> [Given problem] Return verbatim every line from the beginning of the records through the line containing "bar (535, 270, 669, 445)", including that line.

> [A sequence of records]
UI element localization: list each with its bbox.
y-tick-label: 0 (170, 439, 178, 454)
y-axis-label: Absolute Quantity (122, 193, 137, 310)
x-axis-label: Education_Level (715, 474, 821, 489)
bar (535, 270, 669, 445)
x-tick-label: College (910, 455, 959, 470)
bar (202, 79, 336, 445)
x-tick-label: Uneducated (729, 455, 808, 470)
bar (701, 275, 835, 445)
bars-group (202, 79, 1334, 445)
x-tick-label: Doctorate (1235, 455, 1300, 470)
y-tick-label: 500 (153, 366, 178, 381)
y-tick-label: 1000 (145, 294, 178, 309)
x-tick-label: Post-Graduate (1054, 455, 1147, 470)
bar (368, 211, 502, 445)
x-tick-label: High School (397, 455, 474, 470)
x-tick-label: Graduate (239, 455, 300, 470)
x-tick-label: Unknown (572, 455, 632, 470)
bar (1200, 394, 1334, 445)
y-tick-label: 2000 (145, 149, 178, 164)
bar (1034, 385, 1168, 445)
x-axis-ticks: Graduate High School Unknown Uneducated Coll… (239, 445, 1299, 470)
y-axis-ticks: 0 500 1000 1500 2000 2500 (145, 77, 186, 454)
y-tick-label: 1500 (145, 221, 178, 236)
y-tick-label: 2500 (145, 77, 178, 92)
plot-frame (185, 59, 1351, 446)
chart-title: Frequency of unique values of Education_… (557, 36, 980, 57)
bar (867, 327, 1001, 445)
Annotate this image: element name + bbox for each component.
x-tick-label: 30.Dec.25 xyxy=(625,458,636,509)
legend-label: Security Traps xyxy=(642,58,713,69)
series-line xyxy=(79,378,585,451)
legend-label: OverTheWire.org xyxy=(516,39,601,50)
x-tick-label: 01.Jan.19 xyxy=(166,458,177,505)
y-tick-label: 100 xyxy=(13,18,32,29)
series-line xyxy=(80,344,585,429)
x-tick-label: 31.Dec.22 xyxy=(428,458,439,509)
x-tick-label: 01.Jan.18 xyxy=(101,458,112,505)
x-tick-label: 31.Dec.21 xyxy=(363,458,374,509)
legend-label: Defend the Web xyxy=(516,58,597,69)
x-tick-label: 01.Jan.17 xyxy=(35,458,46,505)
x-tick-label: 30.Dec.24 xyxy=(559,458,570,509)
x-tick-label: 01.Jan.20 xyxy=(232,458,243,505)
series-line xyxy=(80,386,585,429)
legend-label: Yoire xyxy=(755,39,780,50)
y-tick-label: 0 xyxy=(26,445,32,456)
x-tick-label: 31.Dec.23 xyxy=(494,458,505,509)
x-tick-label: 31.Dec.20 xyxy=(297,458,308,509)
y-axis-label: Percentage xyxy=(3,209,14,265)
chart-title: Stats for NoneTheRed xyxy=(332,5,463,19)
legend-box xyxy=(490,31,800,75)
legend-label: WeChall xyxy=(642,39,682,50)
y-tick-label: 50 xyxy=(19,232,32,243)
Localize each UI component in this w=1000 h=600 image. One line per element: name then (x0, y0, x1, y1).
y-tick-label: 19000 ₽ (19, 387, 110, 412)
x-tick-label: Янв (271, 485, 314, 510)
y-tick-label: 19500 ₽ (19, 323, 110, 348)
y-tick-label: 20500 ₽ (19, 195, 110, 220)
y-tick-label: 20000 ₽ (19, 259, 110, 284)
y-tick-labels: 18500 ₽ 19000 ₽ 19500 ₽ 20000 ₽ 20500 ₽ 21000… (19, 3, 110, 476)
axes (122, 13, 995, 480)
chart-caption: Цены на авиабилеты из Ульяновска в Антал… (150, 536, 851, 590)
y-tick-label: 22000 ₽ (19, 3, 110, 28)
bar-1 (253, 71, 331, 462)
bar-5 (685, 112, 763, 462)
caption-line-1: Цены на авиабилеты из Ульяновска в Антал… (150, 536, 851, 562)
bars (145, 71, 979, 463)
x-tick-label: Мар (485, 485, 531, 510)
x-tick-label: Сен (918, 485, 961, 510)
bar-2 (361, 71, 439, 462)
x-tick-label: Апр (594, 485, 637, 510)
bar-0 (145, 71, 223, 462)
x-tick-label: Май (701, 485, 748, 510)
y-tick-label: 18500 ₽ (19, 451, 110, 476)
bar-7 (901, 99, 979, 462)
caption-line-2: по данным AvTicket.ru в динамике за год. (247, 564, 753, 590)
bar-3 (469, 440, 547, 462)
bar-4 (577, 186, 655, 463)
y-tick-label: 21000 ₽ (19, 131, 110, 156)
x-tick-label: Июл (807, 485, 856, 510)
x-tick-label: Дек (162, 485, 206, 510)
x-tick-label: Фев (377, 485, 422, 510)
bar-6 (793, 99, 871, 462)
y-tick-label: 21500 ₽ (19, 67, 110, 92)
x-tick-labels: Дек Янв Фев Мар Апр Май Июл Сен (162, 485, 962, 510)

> [Finished task]
UI element localization: list each with its bbox.
y-tick-label: 0 (170, 439, 178, 454)
y-axis-label: Absolute Quantity (122, 193, 137, 310)
x-axis-label: Education_Level (715, 474, 821, 489)
bar (535, 270, 669, 445)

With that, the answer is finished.